───── Working data
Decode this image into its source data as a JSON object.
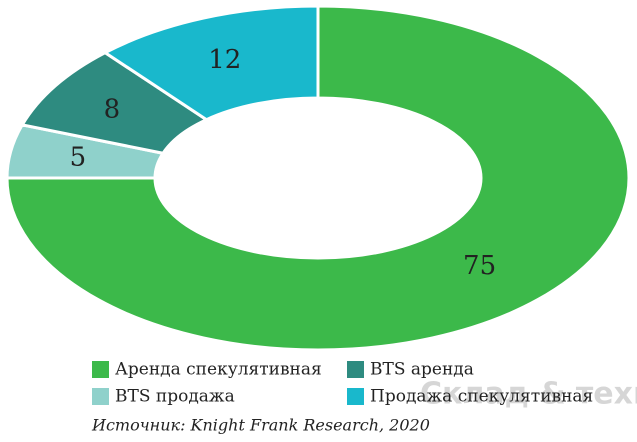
{
  "chart_data": {
    "type": "donut",
    "categories": [
      "Аренда спекулятивная",
      "BTS продажа",
      "BTS аренда",
      "Продажа спекулятивная"
    ],
    "values": [
      75,
      5,
      8,
      12
    ],
    "colors": [
      "#3cb94a",
      "#8fd1cb",
      "#2e8b80",
      "#19b8cc"
    ],
    "source": "Источник: Knight Frank Research, 2020"
  },
  "watermark": "Склад & техника"
}
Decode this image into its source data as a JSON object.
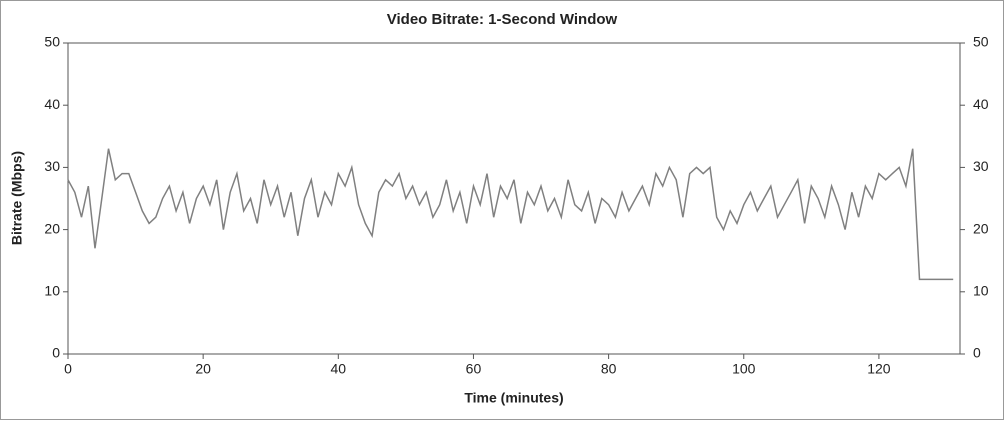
{
  "chart_data": {
    "type": "line",
    "title": "Video Bitrate: 1-Second Window",
    "x_label": "Time (minutes)",
    "y_label": "Bitrate (Mbps)",
    "xlim": [
      0,
      132
    ],
    "xticks": [
      0,
      20,
      40,
      60,
      80,
      100,
      120
    ],
    "ylim": [
      0,
      50
    ],
    "yticks": [
      0,
      10,
      20,
      30,
      40,
      50
    ],
    "y2lim": [
      0,
      50
    ],
    "y2ticks": [
      0,
      10,
      20,
      30,
      40,
      50
    ],
    "x": [
      0,
      1,
      2,
      3,
      4,
      5,
      6,
      7,
      8,
      9,
      10,
      11,
      12,
      13,
      14,
      15,
      16,
      17,
      18,
      19,
      20,
      21,
      22,
      23,
      24,
      25,
      26,
      27,
      28,
      29,
      30,
      31,
      32,
      33,
      34,
      35,
      36,
      37,
      38,
      39,
      40,
      41,
      42,
      43,
      44,
      45,
      46,
      47,
      48,
      49,
      50,
      51,
      52,
      53,
      54,
      55,
      56,
      57,
      58,
      59,
      60,
      61,
      62,
      63,
      64,
      65,
      66,
      67,
      68,
      69,
      70,
      71,
      72,
      73,
      74,
      75,
      76,
      77,
      78,
      79,
      80,
      81,
      82,
      83,
      84,
      85,
      86,
      87,
      88,
      89,
      90,
      91,
      92,
      93,
      94,
      95,
      96,
      97,
      98,
      99,
      100,
      101,
      102,
      103,
      104,
      105,
      106,
      107,
      108,
      109,
      110,
      111,
      112,
      113,
      114,
      115,
      116,
      117,
      118,
      119,
      120,
      121,
      122,
      123,
      124,
      125,
      126,
      127,
      128,
      129,
      130,
      131
    ],
    "series": [
      {
        "color": "#808080",
        "values": [
          28,
          26,
          22,
          27,
          17,
          25,
          33,
          28,
          29,
          29,
          26,
          23,
          21,
          22,
          25,
          27,
          23,
          26,
          21,
          25,
          27,
          24,
          28,
          20,
          26,
          29,
          23,
          25,
          21,
          28,
          24,
          27,
          22,
          26,
          19,
          25,
          28,
          22,
          26,
          24,
          29,
          27,
          30,
          24,
          21,
          19,
          26,
          28,
          27,
          29,
          25,
          27,
          24,
          26,
          22,
          24,
          28,
          23,
          26,
          21,
          27,
          24,
          29,
          22,
          27,
          25,
          28,
          21,
          26,
          24,
          27,
          23,
          25,
          22,
          28,
          24,
          23,
          26,
          21,
          25,
          24,
          22,
          26,
          23,
          25,
          27,
          24,
          29,
          27,
          30,
          28,
          22,
          29,
          30,
          29,
          30,
          22,
          20,
          23,
          21,
          24,
          26,
          23,
          25,
          27,
          22,
          24,
          26,
          28,
          21,
          27,
          25,
          22,
          27,
          24,
          20,
          26,
          22,
          27,
          25,
          29,
          28,
          29,
          30,
          27,
          33,
          12,
          12,
          12,
          12,
          12,
          12
        ]
      }
    ]
  }
}
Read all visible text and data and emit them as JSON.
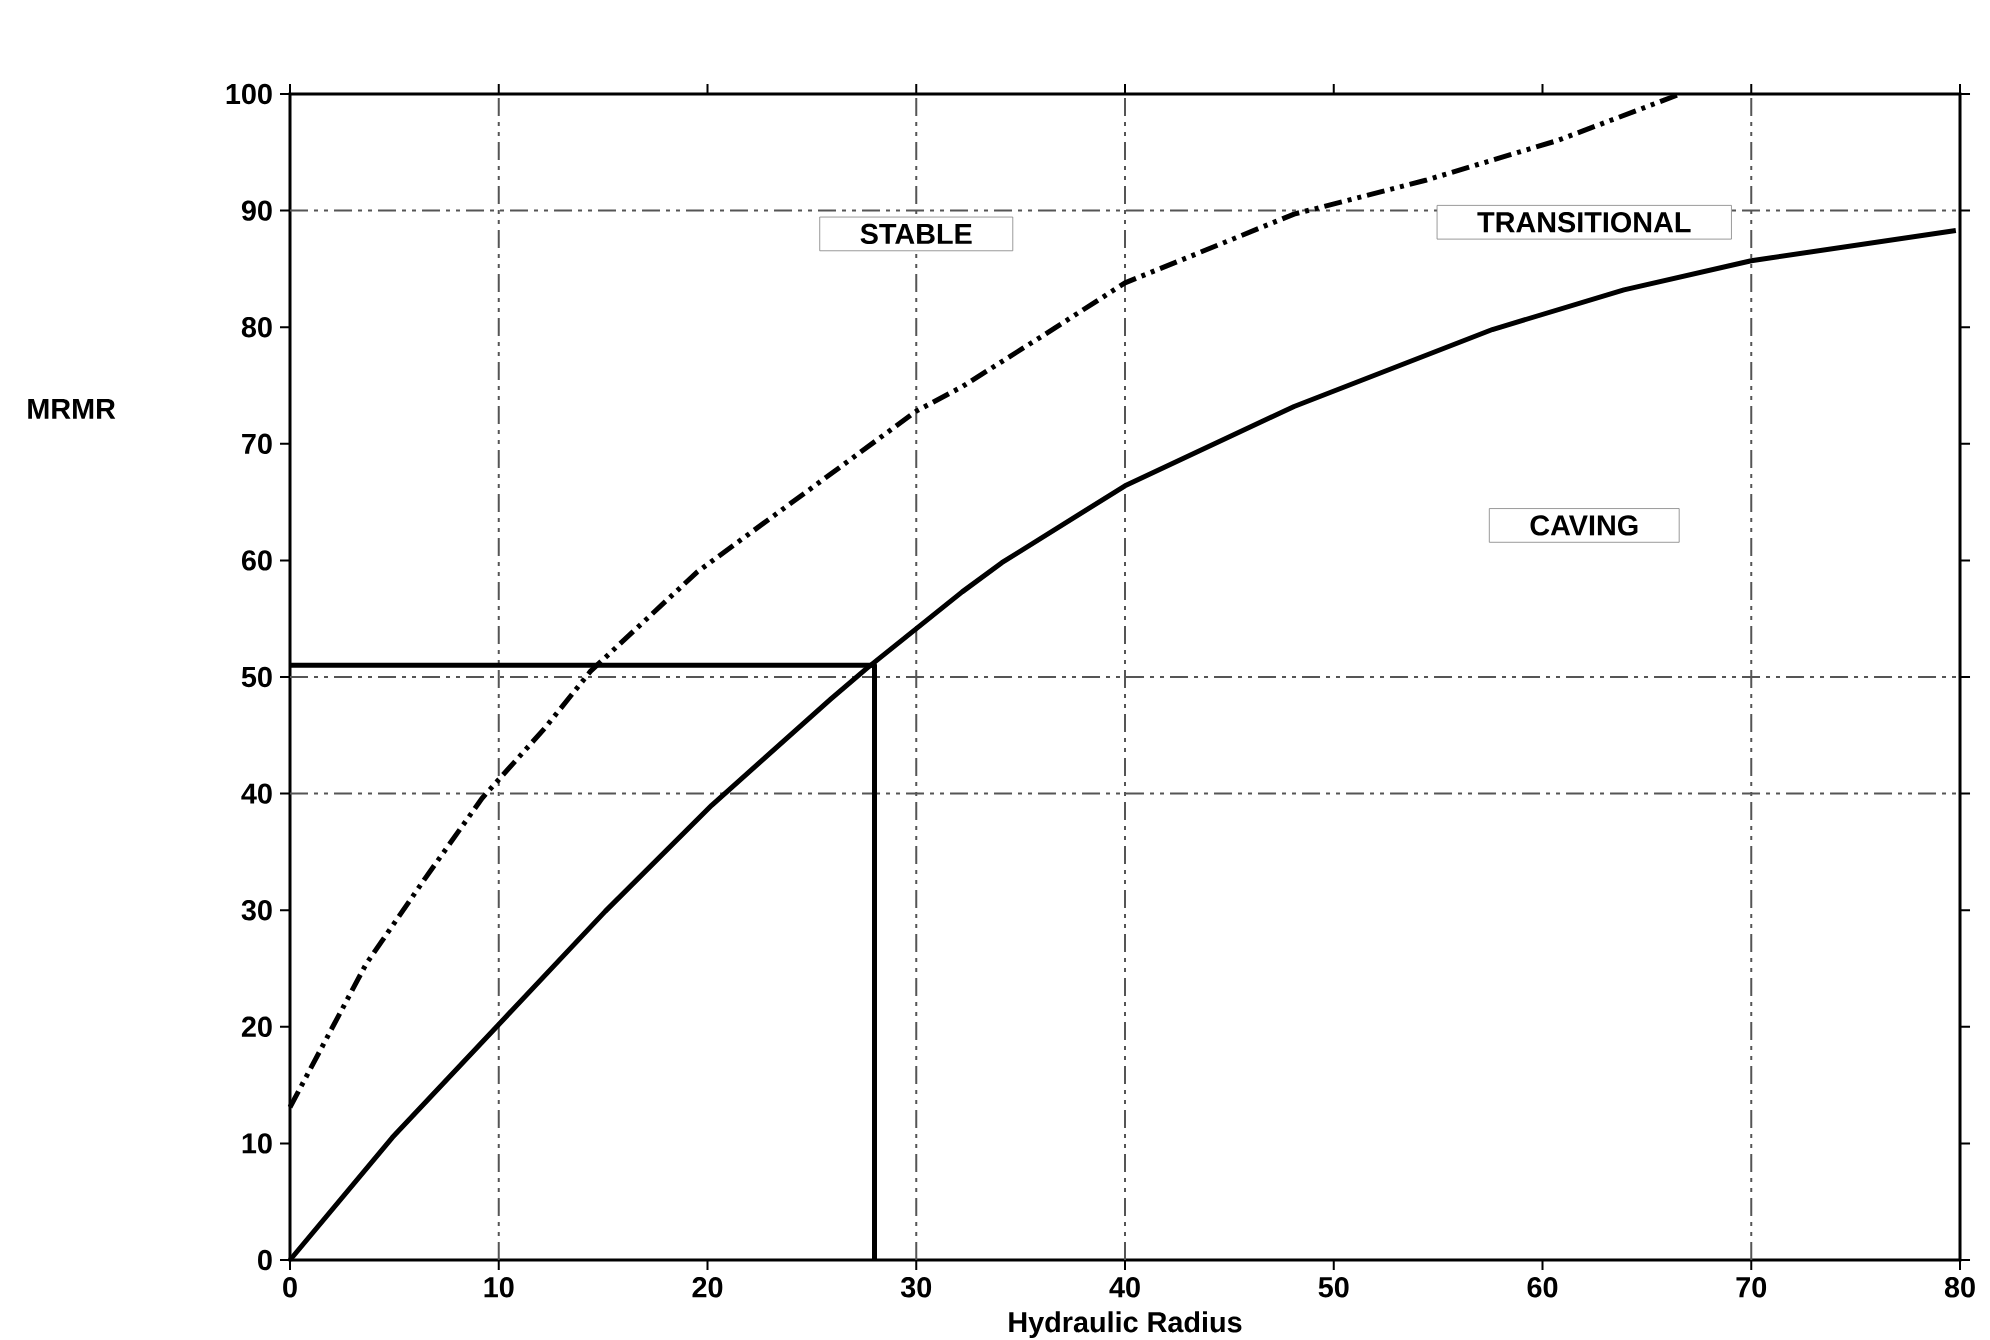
──────────
Directions
Among the lines of the material above, how many include the string "спекулятивная"? Report only that number.

Response for this exercise
2